--- WRITTEN EXERCISE ---
Every line below is to be quoted exactly, with nothing added or dropped.

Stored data

----

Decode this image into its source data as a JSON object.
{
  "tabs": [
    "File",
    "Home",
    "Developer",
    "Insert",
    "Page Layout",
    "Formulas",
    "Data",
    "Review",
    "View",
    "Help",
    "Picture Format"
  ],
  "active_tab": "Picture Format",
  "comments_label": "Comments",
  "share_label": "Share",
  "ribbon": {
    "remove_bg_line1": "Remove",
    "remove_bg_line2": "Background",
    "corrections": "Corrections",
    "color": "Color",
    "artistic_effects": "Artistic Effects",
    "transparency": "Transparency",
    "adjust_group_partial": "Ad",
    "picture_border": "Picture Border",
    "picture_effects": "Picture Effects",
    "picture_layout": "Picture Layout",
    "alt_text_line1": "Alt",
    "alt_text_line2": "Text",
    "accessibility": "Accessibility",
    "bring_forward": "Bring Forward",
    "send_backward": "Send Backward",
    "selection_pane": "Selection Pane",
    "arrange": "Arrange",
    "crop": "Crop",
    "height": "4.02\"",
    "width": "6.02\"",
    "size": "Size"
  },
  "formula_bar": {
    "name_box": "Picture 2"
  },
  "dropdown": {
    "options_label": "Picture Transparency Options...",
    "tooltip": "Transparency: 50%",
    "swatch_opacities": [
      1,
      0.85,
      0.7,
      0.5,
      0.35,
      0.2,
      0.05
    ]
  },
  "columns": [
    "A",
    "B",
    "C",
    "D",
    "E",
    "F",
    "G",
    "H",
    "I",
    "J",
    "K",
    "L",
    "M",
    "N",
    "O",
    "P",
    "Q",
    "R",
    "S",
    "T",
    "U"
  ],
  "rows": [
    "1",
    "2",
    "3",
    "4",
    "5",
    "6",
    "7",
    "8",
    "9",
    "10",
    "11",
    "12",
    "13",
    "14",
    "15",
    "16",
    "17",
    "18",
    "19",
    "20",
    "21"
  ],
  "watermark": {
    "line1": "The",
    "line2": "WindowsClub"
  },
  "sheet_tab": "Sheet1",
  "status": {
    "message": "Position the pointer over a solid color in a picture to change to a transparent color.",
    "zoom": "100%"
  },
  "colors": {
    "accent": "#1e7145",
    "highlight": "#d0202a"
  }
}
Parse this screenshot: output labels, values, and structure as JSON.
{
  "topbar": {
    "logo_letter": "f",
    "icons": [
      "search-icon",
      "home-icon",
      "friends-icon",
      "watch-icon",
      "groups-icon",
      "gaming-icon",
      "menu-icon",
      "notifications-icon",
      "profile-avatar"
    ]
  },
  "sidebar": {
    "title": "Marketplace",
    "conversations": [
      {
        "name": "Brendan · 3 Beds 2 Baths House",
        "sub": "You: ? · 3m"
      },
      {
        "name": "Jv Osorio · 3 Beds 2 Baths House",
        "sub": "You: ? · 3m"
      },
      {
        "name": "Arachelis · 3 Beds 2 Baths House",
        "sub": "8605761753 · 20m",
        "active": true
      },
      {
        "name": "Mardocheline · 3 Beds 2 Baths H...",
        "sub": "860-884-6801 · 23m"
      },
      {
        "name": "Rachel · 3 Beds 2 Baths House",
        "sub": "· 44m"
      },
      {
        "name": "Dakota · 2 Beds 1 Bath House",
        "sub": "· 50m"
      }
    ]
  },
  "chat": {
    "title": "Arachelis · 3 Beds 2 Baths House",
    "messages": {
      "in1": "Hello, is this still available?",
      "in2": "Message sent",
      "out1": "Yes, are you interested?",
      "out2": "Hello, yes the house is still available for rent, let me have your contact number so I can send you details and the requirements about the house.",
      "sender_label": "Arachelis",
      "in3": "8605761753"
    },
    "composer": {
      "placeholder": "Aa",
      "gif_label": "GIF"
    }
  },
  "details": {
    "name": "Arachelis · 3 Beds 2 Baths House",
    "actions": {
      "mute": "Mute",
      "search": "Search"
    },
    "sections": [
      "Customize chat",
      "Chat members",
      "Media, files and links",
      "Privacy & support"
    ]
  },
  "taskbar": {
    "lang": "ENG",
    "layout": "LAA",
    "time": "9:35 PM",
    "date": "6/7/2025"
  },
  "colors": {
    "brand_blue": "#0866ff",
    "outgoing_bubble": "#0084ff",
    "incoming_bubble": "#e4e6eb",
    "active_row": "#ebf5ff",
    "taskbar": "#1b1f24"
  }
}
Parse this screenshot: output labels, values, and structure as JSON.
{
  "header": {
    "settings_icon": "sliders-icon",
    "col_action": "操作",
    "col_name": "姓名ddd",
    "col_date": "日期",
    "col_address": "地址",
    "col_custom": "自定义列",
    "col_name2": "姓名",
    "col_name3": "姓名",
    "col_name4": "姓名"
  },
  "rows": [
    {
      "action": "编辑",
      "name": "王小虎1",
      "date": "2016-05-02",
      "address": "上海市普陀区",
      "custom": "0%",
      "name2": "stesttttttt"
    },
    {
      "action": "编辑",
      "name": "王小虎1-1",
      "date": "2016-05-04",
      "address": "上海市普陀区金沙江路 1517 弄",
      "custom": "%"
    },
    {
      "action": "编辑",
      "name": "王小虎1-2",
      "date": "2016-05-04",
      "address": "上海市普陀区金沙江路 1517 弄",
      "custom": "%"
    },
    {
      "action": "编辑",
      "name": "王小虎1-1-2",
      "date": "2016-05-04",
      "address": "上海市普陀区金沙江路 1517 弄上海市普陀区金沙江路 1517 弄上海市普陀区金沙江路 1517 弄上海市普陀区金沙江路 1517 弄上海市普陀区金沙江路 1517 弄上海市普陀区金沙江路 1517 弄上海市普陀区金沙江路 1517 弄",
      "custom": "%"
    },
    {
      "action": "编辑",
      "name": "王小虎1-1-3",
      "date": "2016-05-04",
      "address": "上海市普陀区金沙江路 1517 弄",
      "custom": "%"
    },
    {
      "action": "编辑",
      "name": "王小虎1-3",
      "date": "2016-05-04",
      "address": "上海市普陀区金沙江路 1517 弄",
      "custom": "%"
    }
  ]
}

----

--- WRITTEN ANSWER ---
Decode this image into its source data as a JSON object.
{
  "tabs": [
    "File",
    "Home",
    "Developer",
    "Insert",
    "Page Layout",
    "Formulas",
    "Data",
    "Review",
    "View",
    "Help",
    "Picture Format"
  ],
  "active_tab": "Picture Format",
  "comments_label": "Comments",
  "share_label": "Share",
  "ribbon": {
    "remove_bg_line1": "Remove",
    "remove_bg_line2": "Background",
    "corrections": "Corrections",
    "color": "Color",
    "artistic_effects": "Artistic Effects",
    "transparency": "Transparency",
    "adjust_group_partial": "Ad",
    "picture_border": "Picture Border",
    "picture_effects": "Picture Effects",
    "picture_layout": "Picture Layout",
    "alt_text_line1": "Alt",
    "alt_text_line2": "Text",
    "accessibility": "Accessibility",
    "bring_forward": "Bring Forward",
    "send_backward": "Send Backward",
    "selection_pane": "Selection Pane",
    "arrange": "Arrange",
    "crop": "Crop",
    "height": "4.02\"",
    "width": "6.02\"",
    "size": "Size"
  },
  "formula_bar": {
    "name_box": "Picture 2"
  },
  "dropdown": {
    "options_label": "Picture Transparency Options...",
    "tooltip": "Transparency: 50%",
    "swatch_opacities": [
      1,
      0.85,
      0.7,
      0.5,
      0.35,
      0.2,
      0.05
    ]
  },
  "columns": [
    "A",
    "B",
    "C",
    "D",
    "E",
    "F",
    "G",
    "H",
    "I",
    "J",
    "K",
    "L",
    "M",
    "N",
    "O",
    "P",
    "Q",
    "R",
    "S",
    "T",
    "U"
  ],
  "rows": [
    "1",
    "2",
    "3",
    "4",
    "5",
    "6",
    "7",
    "8",
    "9",
    "10",
    "11",
    "12",
    "13",
    "14",
    "15",
    "16",
    "17",
    "18",
    "19",
    "20",
    "21"
  ],
  "watermark": {
    "line1": "The",
    "line2": "WindowsClub"
  },
  "sheet_tab": "Sheet1",
  "status": {
    "message": "Position the pointer over a solid color in a picture to change to a transparent color.",
    "zoom": "100%"
  },
  "colors": {
    "accent": "#1e7145",
    "highlight": "#d0202a"
  }
}
Parse this screenshot: output labels, values, and structure as JSON.
{
  "topbar": {
    "logo_letter": "f",
    "icons": [
      "search-icon",
      "home-icon",
      "friends-icon",
      "watch-icon",
      "groups-icon",
      "gaming-icon",
      "menu-icon",
      "notifications-icon",
      "profile-avatar"
    ]
  },
  "sidebar": {
    "title": "Marketplace",
    "conversations": [
      {
        "name": "Brendan · 3 Beds 2 Baths House",
        "sub": "You: ? · 3m"
      },
      {
        "name": "Jv Osorio · 3 Beds 2 Baths House",
        "sub": "You: ? · 3m"
      },
      {
        "name": "Arachelis · 3 Beds 2 Baths House",
        "sub": "8605761753 · 20m",
        "active": true
      },
      {
        "name": "Mardocheline · 3 Beds 2 Baths H...",
        "sub": "860-884-6801 · 23m"
      },
      {
        "name": "Rachel · 3 Beds 2 Baths House",
        "sub": "· 44m"
      },
      {
        "name": "Dakota · 2 Beds 1 Bath House",
        "sub": "· 50m"
      }
    ]
  },
  "chat": {
    "title": "Arachelis · 3 Beds 2 Baths House",
    "messages": {
      "in1": "Hello, is this still available?",
      "in2": "Message sent",
      "out1": "Yes, are you interested?",
      "out2": "Hello, yes the house is still available for rent, let me have your contact number so I can send you details and the requirements about the house.",
      "sender_label": "Arachelis",
      "in3": "8605761753"
    },
    "composer": {
      "placeholder": "Aa",
      "gif_label": "GIF"
    }
  },
  "details": {
    "name": "Arachelis · 3 Beds 2 Baths House",
    "actions": {
      "mute": "Mute",
      "search": "Search"
    },
    "sections": [
      "Customize chat",
      "Chat members",
      "Media, files and links",
      "Privacy & support"
    ]
  },
  "taskbar": {
    "lang": "ENG",
    "layout": "LAA",
    "time": "9:35 PM",
    "date": "6/7/2025"
  },
  "colors": {
    "brand_blue": "#0866ff",
    "outgoing_bubble": "#0084ff",
    "incoming_bubble": "#e4e6eb",
    "active_row": "#ebf5ff",
    "taskbar": "#1b1f24"
  }
}
Parse this screenshot: output labels, values, and structure as JSON.
{
  "header": {
    "settings_icon": "sliders-icon",
    "col_action": "操作",
    "col_name": "姓名ddd",
    "col_date": "日期",
    "col_address": "地址",
    "col_custom": "自定义列",
    "col_name2": "姓名",
    "col_name3": "姓名",
    "col_name4": "姓名"
  },
  "rows": [
    {
      "action": "编辑",
      "name": "王小虎1",
      "date": "2016-05-02",
      "address": "上海市普陀区",
      "custom": "0%",
      "name2": "stesttttttt"
    },
    {
      "action": "编辑",
      "name": "王小虎1-1",
      "date": "2016-05-04",
      "address": "上海市普陀区金沙江路 1517 弄",
      "custom": "%"
    },
    {
      "action": "编辑",
      "name": "王小虎1-2",
      "date": "2016-05-04",
      "address": "上海市普陀区金沙江路 1517 弄",
      "custom": "%"
    },
    {
      "action": "编辑",
      "name": "王小虎1-1-2",
      "date": "2016-05-04",
      "address": "上海市普陀区金沙江路 1517 弄上海市普陀区金沙江路 1517 弄上海市普陀区金沙江路 1517 弄上海市普陀区金沙江路 1517 弄上海市普陀区金沙江路 1517 弄上海市普陀区金沙江路 1517 弄上海市普陀区金沙江路 1517 弄",
      "custom": "%"
    },
    {
      "action": "编辑",
      "name": "王小虎1-1-3",
      "date": "2016-05-04",
      "address": "上海市普陀区金沙江路 1517 弄",
      "custom": "%"
    },
    {
      "action": "编辑",
      "name": "王小虎1-3",
      "date": "2016-05-04",
      "address": "上海市普陀区金沙江路 1517 弄",
      "custom": "%"
    }
  ]
}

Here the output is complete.